== EXERCISE TEXT ==
"""

- Awni El-Dous's profile picture
- Born: 2010 or 2011
- Died: 7 October 2023 (aged 12–13) Gaza City, Gaza Governorate, Gaza

YouTube information
- Channel: awni eldous;
- Years active: 2020–2023
- Genre: Gaming
- Subscribers: 1.74 million
- Views: 4.6 million

= Awni El-Dous =

Palestinian YouTuber (died 2023)

Awni El-Dous (عوني الدوس; 2010 or 2011 – 7 October 2023) (Note: Variously described by news outlets) was a Palestinian YouTuber. His content centered around making gaming videos without commentary, with videos on games such as PUBG Mobile and Pro Evolution Soccer 2017. His content gained popularity after he was killed by an Israeli airstrike on the first night of the Gaza war.

== Life and family ==
His father was a computer engineer, which gave Awni his love for computers. Awni would copy his father, pulling apart laptops and attempting to put them back together. In photos shared on the Facebook page of his school, Safad Primary School (A) for Boys, he is shown standing in front of a blackboard holding a motherboard, leading a lesson on computer technology as a part of the Little Teachers Initiative. A member of his family called him "engineer Awni" because of his love for computers.

"""

== Bounding box prediction lines ==
"""

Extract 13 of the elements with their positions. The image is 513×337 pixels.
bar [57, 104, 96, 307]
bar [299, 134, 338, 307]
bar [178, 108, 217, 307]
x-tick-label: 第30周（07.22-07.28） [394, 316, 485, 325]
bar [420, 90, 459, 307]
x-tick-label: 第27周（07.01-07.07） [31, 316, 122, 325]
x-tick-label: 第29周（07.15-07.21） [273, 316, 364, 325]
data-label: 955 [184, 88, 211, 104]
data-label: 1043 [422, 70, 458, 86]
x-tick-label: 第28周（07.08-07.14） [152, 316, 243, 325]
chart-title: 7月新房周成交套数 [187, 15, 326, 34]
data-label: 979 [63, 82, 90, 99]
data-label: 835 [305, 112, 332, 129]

"""

== INSTRUCTIONS ==
1. Answer these from the text about Awni El-Dous:
(a) What genre is listed for his YouTube channel?
(b) Which two games are named as subjects of his videos?
(c) What was his father's profession?
2. Extend the text about Awni El-Dous, picking up after its final sentence.

== OUTPUTS BY TASK ==
1.
(a) Gaming
(b) PUBG Mobile and Pro Evolution Soccer 2017
(c) Computer engineer

2.
His channel was created on 2 May 2020, however he didn't upload his first gaming video until 12 December that year. On 18 August 2022, he made a short video thanking his fans for helping him reach 1,000 subscribers, "So now folks, let me introduce myself: I am a Palestinian from Gaza, aged 12 years old. The goal of this channel is to reach 100,000 subscribers. And 500,000, then 1 million, and God willing to reach 10 million subscribers with your support and love". On 3 August 2023, he would publish his final video, in which he played Counter Strike.

Ashraf El-Dous, a distant relative of Awni who works as a programmer and helps to run several YouTube channels, stated that Awni would frequently come to him for advice on his channel, with Awni referring to him as "brother Ashraf". He told the BBC "His ambition was to be my competitor or colleague - He created a YouTube channel. It wasn't that big, it didn't have any big views. Every start-up is hard at the beginning." His aunt, Ala'a, said that he idolised YouTubers who made his hobby their career, saying "He wanted to be like them - to have followers and fans".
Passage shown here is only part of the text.